> **Data excerpts**:

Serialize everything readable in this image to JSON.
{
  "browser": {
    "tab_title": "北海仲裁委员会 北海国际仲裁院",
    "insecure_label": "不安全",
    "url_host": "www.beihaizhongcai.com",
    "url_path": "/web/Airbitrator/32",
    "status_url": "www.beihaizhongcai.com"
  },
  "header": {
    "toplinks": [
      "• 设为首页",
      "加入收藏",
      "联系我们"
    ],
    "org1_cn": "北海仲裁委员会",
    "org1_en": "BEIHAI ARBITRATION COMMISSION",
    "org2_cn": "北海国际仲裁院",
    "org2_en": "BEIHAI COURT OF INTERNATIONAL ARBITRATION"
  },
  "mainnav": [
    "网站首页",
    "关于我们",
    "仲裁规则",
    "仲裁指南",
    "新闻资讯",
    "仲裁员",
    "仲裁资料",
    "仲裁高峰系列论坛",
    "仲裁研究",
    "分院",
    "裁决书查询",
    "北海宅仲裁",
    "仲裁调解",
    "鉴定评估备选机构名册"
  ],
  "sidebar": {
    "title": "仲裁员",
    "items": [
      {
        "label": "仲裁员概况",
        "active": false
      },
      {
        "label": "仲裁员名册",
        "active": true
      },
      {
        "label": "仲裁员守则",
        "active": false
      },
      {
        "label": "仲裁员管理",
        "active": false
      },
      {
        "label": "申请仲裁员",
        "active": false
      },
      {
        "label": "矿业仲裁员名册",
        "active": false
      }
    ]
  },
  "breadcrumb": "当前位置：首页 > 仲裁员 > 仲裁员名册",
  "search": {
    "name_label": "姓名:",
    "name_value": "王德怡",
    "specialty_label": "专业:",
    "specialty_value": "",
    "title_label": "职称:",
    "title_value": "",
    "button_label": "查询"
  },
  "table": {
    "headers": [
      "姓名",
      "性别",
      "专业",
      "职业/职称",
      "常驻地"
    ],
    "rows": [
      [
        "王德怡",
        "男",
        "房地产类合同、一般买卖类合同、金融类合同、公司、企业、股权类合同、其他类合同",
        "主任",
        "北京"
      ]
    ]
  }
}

> **Exercise details**: Reply with nothing but the number of lines in the data above that contain "北海国际仲裁院".

> **Solved problem**: 2